### Page excerpt
§

12. When the time came to judge whether or not AI had succeeded in producing AI, they resorted to the behaviorist tactic of restricting access to the inside of the black box, under the pretext that such access would give up the game. But it is not solely a matter of giving up the game. If I, playing the role of Turing's interrogator, am unable to distinguish between the computer and the human, it may not be because the two are indistinguishable, but because I don't know what questions to ask. Access to the innards of the machine would give up the game only in the sense that I would know how to show, as behaviorally as you might like, the computer to be a fraud. Not only is such access legitimate, it is in the very tradition that allowed cognitivism itself to bring down behaviorism. Cognitivism cannot deny such access, on pain of incoherence.

§

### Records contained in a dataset

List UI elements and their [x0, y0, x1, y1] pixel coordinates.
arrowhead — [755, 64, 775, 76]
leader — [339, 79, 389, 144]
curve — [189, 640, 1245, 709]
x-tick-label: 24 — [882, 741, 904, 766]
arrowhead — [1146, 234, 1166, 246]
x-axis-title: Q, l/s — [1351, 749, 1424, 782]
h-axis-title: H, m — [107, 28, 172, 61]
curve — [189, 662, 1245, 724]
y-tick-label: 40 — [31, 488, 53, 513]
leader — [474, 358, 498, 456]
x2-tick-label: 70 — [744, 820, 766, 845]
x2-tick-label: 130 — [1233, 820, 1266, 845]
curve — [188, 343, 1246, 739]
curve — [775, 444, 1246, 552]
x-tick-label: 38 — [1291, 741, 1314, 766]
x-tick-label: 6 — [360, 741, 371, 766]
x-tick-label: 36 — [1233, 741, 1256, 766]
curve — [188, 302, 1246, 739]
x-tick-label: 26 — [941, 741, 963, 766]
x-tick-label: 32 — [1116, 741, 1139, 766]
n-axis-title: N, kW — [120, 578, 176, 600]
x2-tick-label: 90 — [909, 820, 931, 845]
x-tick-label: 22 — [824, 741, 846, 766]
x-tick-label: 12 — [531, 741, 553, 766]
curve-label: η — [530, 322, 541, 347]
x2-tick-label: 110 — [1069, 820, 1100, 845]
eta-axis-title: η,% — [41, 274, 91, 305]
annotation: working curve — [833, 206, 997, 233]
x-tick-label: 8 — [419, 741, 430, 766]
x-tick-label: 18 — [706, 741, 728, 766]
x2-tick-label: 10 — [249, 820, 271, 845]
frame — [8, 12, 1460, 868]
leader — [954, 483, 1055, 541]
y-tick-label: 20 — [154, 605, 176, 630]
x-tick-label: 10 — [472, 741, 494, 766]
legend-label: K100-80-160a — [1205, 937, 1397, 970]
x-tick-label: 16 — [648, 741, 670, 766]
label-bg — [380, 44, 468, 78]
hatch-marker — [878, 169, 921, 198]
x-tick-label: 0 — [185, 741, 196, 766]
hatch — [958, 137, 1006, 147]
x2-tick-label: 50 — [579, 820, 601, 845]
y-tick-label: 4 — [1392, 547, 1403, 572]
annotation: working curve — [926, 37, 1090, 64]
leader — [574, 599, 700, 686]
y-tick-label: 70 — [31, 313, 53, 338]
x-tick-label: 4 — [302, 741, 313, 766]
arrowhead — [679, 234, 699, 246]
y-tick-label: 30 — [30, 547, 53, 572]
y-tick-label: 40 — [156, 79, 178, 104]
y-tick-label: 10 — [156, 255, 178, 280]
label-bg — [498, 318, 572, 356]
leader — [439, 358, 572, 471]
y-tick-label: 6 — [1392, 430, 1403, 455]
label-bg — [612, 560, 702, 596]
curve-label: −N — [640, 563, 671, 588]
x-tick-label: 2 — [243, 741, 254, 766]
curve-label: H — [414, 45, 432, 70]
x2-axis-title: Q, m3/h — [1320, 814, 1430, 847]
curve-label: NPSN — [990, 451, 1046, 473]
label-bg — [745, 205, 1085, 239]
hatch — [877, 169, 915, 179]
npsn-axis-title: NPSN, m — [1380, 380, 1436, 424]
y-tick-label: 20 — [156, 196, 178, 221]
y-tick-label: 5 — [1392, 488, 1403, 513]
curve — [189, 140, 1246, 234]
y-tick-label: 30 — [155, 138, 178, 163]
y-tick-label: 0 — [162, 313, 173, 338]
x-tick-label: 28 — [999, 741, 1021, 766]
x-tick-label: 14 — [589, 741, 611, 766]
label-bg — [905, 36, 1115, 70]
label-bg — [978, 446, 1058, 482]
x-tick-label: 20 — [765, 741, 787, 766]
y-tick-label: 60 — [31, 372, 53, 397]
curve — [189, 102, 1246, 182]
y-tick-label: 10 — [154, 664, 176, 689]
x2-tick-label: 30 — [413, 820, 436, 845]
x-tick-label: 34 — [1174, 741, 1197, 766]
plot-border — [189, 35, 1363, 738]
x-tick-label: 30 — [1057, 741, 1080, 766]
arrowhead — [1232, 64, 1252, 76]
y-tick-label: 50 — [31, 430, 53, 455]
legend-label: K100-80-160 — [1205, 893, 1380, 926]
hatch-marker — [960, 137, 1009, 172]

§

### Stated goal
Print the full passage above on the Turing test and access to the inside of the machine, word for word.

### Response to the exercise
12. When the time came to judge whether or not AI had succeeded in producing AI, they resorted to the behaviorist tactic of restricting access to the inside of the black box, under the pretext that such access would give up the game. But it is not solely a matter of giving up the game. If I, playing the role of Turing's interrogator, am unable to distinguish between the computer and the human, it may not be because the two are indistinguishable, but because I don't know what questions to ask. Access to the innards of the machine would give up the game only in the sense that I would know how to show, as behaviorally as you might like, the computer to be a fraud. Not only is such access legitimate, it is in the very tradition that allowed cognitivism itself to bring down behaviorism. Cognitivism cannot deny such access, on pain of incoherence.